■ **GIVEN TASK**: Identify all lines below that hold "специальные" and collect them.

(Data records)
** Begin **
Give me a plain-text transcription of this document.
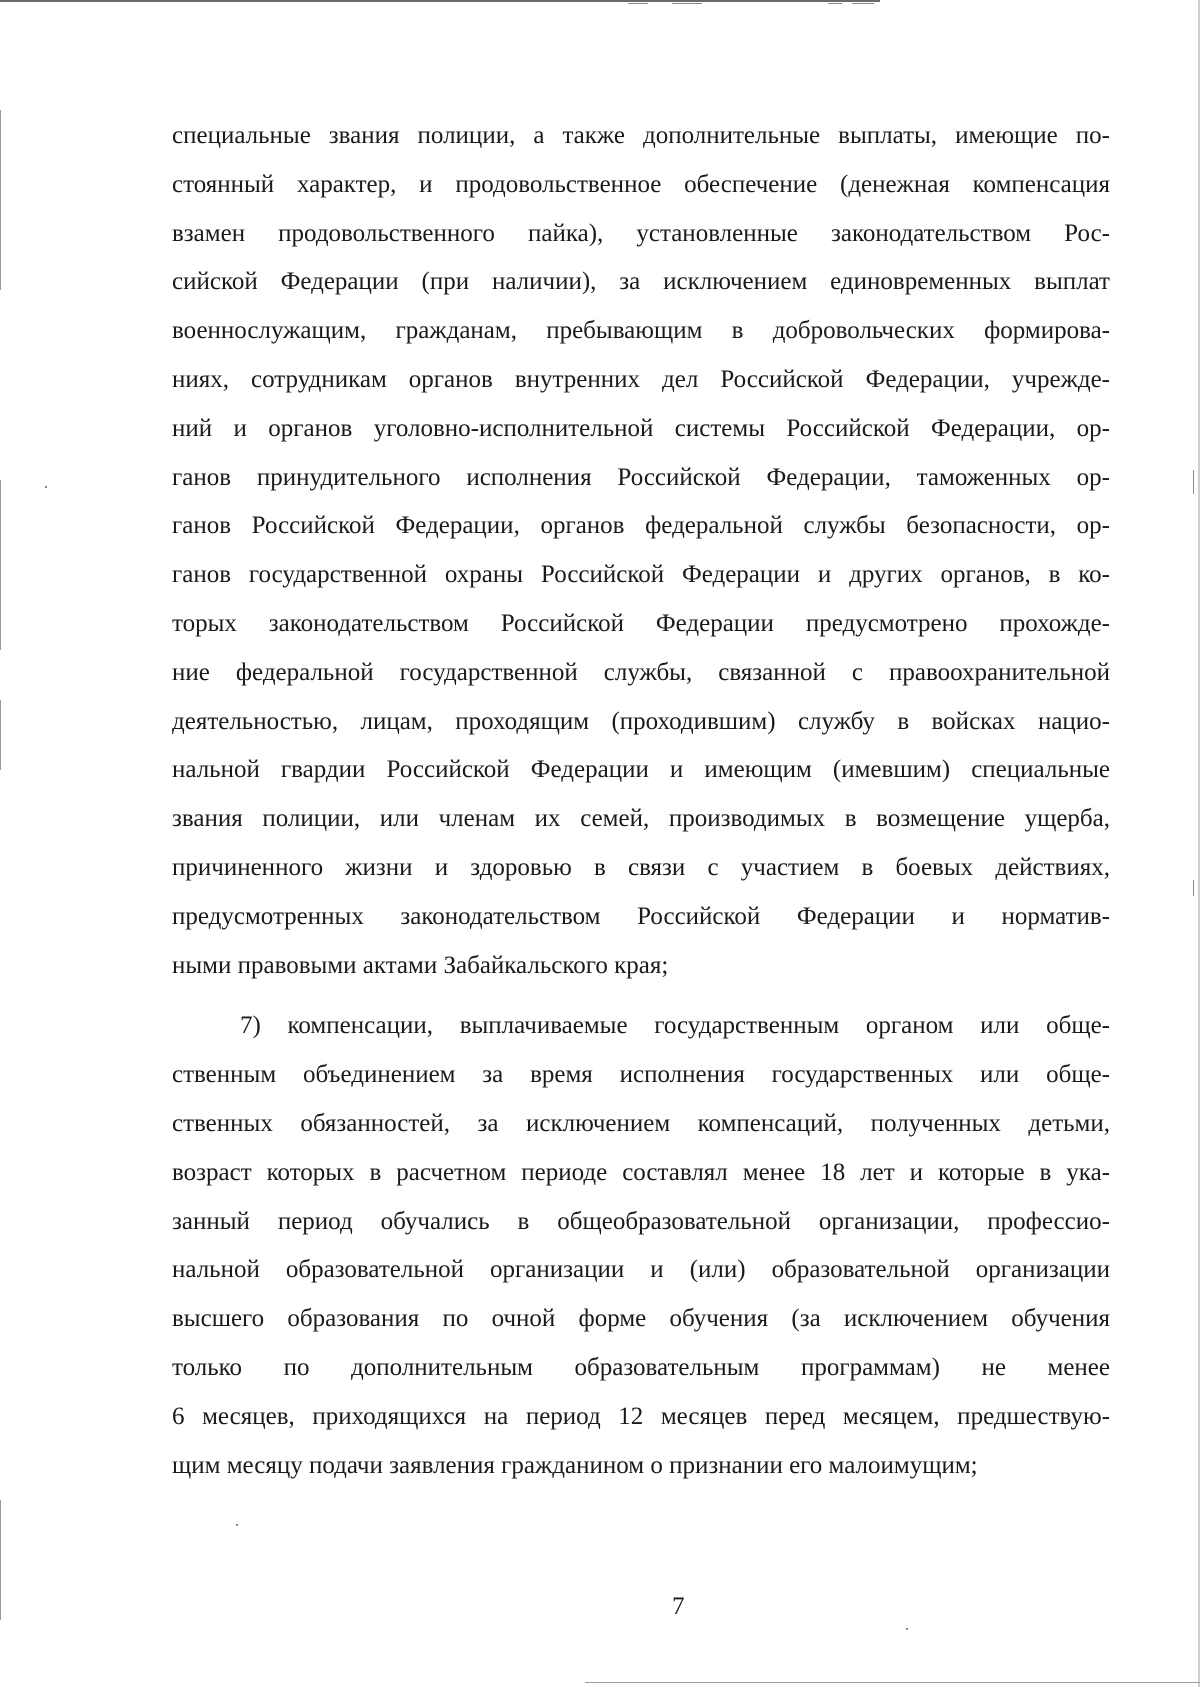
специальные звания полиции, а также дополнительные выплаты, имеющие по-
стоянный характер, и продовольственное обеспечение (денежная компенсация
взамен продовольственного пайка), установленные законодательством Рос-
сийской Федерации (при наличии), за исключением единовременных выплат
военнослужащим, гражданам, пребывающим в добровольческих формирова-
ниях, сотрудникам органов внутренних дел Российской Федерации, учрежде-
ний и органов уголовно-исполнительной системы Российской Федерации, ор-
ганов принудительного исполнения Российской Федерации, таможенных ор-
ганов Российской Федерации, органов федеральной службы безопасности, ор-
ганов государственной охраны Российской Федерации и других органов, в ко-
торых законодательством Российской Федерации предусмотрено прохожде-
ние федеральной государственной службы, связанной с правоохранительной
деятельностью, лицам, проходящим (проходившим) службу в войсках нацио-
нальной гвардии Российской Федерации и имеющим (имевшим) специальные
звания полиции, или членам их семей, производимых в возмещение ущерба,
причиненного жизни и здоровью в связи с участием в боевых действиях,
предусмотренных законодательством Российской Федерации и норматив-
ными правовыми актами Забайкальского края;
7) компенсации, выплачиваемые государственным органом или обще-
ственным объединением за время исполнения государственных или обще-
ственных обязанностей, за исключением компенсаций, полученных детьми,
возраст которых в расчетном периоде составлял менее 18 лет и которые в ука-
занный период обучались в общеобразовательной организации, профессио-
нальной образовательной организации и (или) образовательной организации
высшего образования по очной форме обучения (за исключением обучения
только по дополнительным образовательным программам) не менее
6 месяцев, приходящихся на период 12 месяцев перед месяцем, предшествую-
щим месяцу подачи заявления гражданином о признании его малоимущим;
7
** End **
■ **RESPONSE FOR THIS EXERCISE**:
специальные звания полиции, а также дополнительные выплаты, имеющие по-
нальной гвардии Российской Федерации и имеющим (имевшим) специальные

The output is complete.